(Records contained in a dataset)
· · · · ·

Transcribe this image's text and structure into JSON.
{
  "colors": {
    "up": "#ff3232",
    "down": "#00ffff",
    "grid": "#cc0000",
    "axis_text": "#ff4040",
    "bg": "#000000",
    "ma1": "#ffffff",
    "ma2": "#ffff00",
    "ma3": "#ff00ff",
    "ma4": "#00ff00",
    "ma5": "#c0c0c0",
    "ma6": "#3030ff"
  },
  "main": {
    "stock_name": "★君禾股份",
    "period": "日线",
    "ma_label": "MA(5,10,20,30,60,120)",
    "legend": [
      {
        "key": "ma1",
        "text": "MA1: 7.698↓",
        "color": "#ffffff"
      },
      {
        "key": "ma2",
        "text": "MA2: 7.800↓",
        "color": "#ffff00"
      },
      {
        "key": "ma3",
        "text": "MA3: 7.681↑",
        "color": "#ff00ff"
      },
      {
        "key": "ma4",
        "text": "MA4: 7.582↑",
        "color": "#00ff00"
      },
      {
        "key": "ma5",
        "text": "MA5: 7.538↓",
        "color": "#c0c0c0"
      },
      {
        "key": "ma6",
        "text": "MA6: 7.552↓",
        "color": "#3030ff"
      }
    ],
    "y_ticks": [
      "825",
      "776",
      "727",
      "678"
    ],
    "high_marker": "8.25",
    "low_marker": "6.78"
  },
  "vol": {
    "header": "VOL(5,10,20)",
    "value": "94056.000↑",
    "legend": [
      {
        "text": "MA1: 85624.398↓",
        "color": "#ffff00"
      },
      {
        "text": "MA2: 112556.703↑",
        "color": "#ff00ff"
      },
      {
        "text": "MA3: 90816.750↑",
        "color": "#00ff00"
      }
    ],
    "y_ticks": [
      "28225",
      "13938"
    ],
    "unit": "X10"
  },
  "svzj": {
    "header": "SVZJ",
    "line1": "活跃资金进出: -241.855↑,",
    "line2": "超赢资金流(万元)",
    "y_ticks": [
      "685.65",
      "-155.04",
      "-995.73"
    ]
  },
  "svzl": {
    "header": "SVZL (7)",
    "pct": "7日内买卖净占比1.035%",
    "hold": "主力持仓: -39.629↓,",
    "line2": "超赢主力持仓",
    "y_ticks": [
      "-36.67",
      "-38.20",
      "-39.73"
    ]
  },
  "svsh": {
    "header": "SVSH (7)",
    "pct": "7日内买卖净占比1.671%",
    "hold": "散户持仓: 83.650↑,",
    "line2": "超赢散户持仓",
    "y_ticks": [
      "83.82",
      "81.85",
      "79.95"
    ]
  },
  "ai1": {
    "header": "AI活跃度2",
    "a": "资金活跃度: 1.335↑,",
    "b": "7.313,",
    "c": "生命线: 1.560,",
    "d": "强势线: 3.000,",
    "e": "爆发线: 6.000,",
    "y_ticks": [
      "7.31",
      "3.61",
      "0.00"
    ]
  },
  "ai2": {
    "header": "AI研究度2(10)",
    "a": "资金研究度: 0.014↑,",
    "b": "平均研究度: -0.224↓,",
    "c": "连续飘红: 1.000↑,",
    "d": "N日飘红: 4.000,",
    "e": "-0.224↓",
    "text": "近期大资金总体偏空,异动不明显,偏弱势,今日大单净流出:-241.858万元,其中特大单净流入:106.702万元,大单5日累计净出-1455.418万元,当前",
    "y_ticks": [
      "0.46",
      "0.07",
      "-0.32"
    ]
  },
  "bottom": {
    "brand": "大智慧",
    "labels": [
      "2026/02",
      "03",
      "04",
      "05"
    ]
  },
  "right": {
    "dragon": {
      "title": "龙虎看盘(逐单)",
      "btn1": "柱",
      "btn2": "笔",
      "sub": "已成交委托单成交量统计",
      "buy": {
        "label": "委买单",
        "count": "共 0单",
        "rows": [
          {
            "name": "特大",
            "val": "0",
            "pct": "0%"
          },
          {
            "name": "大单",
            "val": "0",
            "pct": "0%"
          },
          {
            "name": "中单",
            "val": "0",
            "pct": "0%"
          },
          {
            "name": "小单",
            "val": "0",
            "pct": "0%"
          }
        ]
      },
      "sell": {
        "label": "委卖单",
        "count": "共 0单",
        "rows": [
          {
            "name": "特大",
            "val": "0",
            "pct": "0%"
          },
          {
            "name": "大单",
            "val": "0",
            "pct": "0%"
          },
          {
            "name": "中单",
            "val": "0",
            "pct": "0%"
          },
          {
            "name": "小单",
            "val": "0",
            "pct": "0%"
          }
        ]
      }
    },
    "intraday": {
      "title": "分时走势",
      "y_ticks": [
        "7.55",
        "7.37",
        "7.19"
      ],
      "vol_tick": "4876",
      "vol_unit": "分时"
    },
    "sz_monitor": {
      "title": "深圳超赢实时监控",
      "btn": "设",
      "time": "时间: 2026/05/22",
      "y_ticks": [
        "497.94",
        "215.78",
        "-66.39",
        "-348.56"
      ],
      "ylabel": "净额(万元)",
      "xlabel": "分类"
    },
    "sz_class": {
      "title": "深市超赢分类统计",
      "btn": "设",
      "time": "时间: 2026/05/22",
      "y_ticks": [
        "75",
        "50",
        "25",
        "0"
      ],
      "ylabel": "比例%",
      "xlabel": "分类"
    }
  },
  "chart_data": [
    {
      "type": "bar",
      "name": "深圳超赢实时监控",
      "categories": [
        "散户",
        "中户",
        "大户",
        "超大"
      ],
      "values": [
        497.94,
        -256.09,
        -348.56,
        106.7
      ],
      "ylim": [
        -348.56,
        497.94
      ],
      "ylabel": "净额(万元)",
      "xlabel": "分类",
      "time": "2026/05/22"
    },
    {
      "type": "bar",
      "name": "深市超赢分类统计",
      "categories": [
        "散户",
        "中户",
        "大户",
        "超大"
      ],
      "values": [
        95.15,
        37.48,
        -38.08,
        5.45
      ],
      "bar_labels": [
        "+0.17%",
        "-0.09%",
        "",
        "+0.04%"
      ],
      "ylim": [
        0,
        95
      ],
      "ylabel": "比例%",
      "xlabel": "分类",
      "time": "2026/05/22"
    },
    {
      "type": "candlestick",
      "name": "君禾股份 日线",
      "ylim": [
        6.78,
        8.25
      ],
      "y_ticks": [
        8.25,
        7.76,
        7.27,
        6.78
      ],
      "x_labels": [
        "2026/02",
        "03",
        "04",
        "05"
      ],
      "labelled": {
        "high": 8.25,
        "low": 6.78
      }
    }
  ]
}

· · · · ·

WRITTEN REQUEST ::
Write all of the records out again exactly.

SOLUTION ::
Transcribe this image's text and structure into JSON.
{
  "colors": {
    "up": "#ff3232",
    "down": "#00ffff",
    "grid": "#cc0000",
    "axis_text": "#ff4040",
    "bg": "#000000",
    "ma1": "#ffffff",
    "ma2": "#ffff00",
    "ma3": "#ff00ff",
    "ma4": "#00ff00",
    "ma5": "#c0c0c0",
    "ma6": "#3030ff"
  },
  "main": {
    "stock_name": "★君禾股份",
    "period": "日线",
    "ma_label": "MA(5,10,20,30,60,120)",
    "legend": [
      {
        "key": "ma1",
        "text": "MA1: 7.698↓",
        "color": "#ffffff"
      },
      {
        "key": "ma2",
        "text": "MA2: 7.800↓",
        "color": "#ffff00"
      },
      {
        "key": "ma3",
        "text": "MA3: 7.681↑",
        "color": "#ff00ff"
      },
      {
        "key": "ma4",
        "text": "MA4: 7.582↑",
        "color": "#00ff00"
      },
      {
        "key": "ma5",
        "text": "MA5: 7.538↓",
        "color": "#c0c0c0"
      },
      {
        "key": "ma6",
        "text": "MA6: 7.552↓",
        "color": "#3030ff"
      }
    ],
    "y_ticks": [
      "825",
      "776",
      "727",
      "678"
    ],
    "high_marker": "8.25",
    "low_marker": "6.78"
  },
  "vol": {
    "header": "VOL(5,10,20)",
    "value": "94056.000↑",
    "legend": [
      {
        "text": "MA1: 85624.398↓",
        "color": "#ffff00"
      },
      {
        "text": "MA2: 112556.703↑",
        "color": "#ff00ff"
      },
      {
        "text": "MA3: 90816.750↑",
        "color": "#00ff00"
      }
    ],
    "y_ticks": [
      "28225",
      "13938"
    ],
    "unit": "X10"
  },
  "svzj": {
    "header": "SVZJ",
    "line1": "活跃资金进出: -241.855↑,",
    "line2": "超赢资金流(万元)",
    "y_ticks": [
      "685.65",
      "-155.04",
      "-995.73"
    ]
  },
  "svzl": {
    "header": "SVZL (7)",
    "pct": "7日内买卖净占比1.035%",
    "hold": "主力持仓: -39.629↓,",
    "line2": "超赢主力持仓",
    "y_ticks": [
      "-36.67",
      "-38.20",
      "-39.73"
    ]
  },
  "svsh": {
    "header": "SVSH (7)",
    "pct": "7日内买卖净占比1.671%",
    "hold": "散户持仓: 83.650↑,",
    "line2": "超赢散户持仓",
    "y_ticks": [
      "83.82",
      "81.85",
      "79.95"
    ]
  },
  "ai1": {
    "header": "AI活跃度2",
    "a": "资金活跃度: 1.335↑,",
    "b": "7.313,",
    "c": "生命线: 1.560,",
    "d": "强势线: 3.000,",
    "e": "爆发线: 6.000,",
    "y_ticks": [
      "7.31",
      "3.61",
      "0.00"
    ]
  },
  "ai2": {
    "header": "AI研究度2(10)",
    "a": "资金研究度: 0.014↑,",
    "b": "平均研究度: -0.224↓,",
    "c": "连续飘红: 1.000↑,",
    "d": "N日飘红: 4.000,",
    "e": "-0.224↓",
    "text": "近期大资金总体偏空,异动不明显,偏弱势,今日大单净流出:-241.858万元,其中特大单净流入:106.702万元,大单5日累计净出-1455.418万元,当前",
    "y_ticks": [
      "0.46",
      "0.07",
      "-0.32"
    ]
  },
  "bottom": {
    "brand": "大智慧",
    "labels": [
      "2026/02",
      "03",
      "04",
      "05"
    ]
  },
  "right": {
    "dragon": {
      "title": "龙虎看盘(逐单)",
      "btn1": "柱",
      "btn2": "笔",
      "sub": "已成交委托单成交量统计",
      "buy": {
        "label": "委买单",
        "count": "共 0单",
        "rows": [
          {
            "name": "特大",
            "val": "0",
            "pct": "0%"
          },
          {
            "name": "大单",
            "val": "0",
            "pct": "0%"
          },
          {
            "name": "中单",
            "val": "0",
            "pct": "0%"
          },
          {
            "name": "小单",
            "val": "0",
            "pct": "0%"
          }
        ]
      },
      "sell": {
        "label": "委卖单",
        "count": "共 0单",
        "rows": [
          {
            "name": "特大",
            "val": "0",
            "pct": "0%"
          },
          {
            "name": "大单",
            "val": "0",
            "pct": "0%"
          },
          {
            "name": "中单",
            "val": "0",
            "pct": "0%"
          },
          {
            "name": "小单",
            "val": "0",
            "pct": "0%"
          }
        ]
      }
    },
    "intraday": {
      "title": "分时走势",
      "y_ticks": [
        "7.55",
        "7.37",
        "7.19"
      ],
      "vol_tick": "4876",
      "vol_unit": "分时"
    },
    "sz_monitor": {
      "title": "深圳超赢实时监控",
      "btn": "设",
      "time": "时间: 2026/05/22",
      "y_ticks": [
        "497.94",
        "215.78",
        "-66.39",
        "-348.56"
      ],
      "ylabel": "净额(万元)",
      "xlabel": "分类"
    },
    "sz_class": {
      "title": "深市超赢分类统计",
      "btn": "设",
      "time": "时间: 2026/05/22",
      "y_ticks": [
        "75",
        "50",
        "25",
        "0"
      ],
      "ylabel": "比例%",
      "xlabel": "分类"
    }
  },
  "chart_data": [
    {
      "type": "bar",
      "name": "深圳超赢实时监控",
      "categories": [
        "散户",
        "中户",
        "大户",
        "超大"
      ],
      "values": [
        497.94,
        -256.09,
        -348.56,
        106.7
      ],
      "ylim": [
        -348.56,
        497.94
      ],
      "ylabel": "净额(万元)",
      "xlabel": "分类",
      "time": "2026/05/22"
    },
    {
      "type": "bar",
      "name": "深市超赢分类统计",
      "categories": [
        "散户",
        "中户",
        "大户",
        "超大"
      ],
      "values": [
        95.15,
        37.48,
        -38.08,
        5.45
      ],
      "bar_labels": [
        "+0.17%",
        "-0.09%",
        "",
        "+0.04%"
      ],
      "ylim": [
        0,
        95
      ],
      "ylabel": "比例%",
      "xlabel": "分类",
      "time": "2026/05/22"
    },
    {
      "type": "candlestick",
      "name": "君禾股份 日线",
      "ylim": [
        6.78,
        8.25
      ],
      "y_ticks": [
        8.25,
        7.76,
        7.27,
        6.78
      ],
      "x_labels": [
        "2026/02",
        "03",
        "04",
        "05"
      ],
      "labelled": {
        "high": 8.25,
        "low": 6.78
      }
    }
  ]
}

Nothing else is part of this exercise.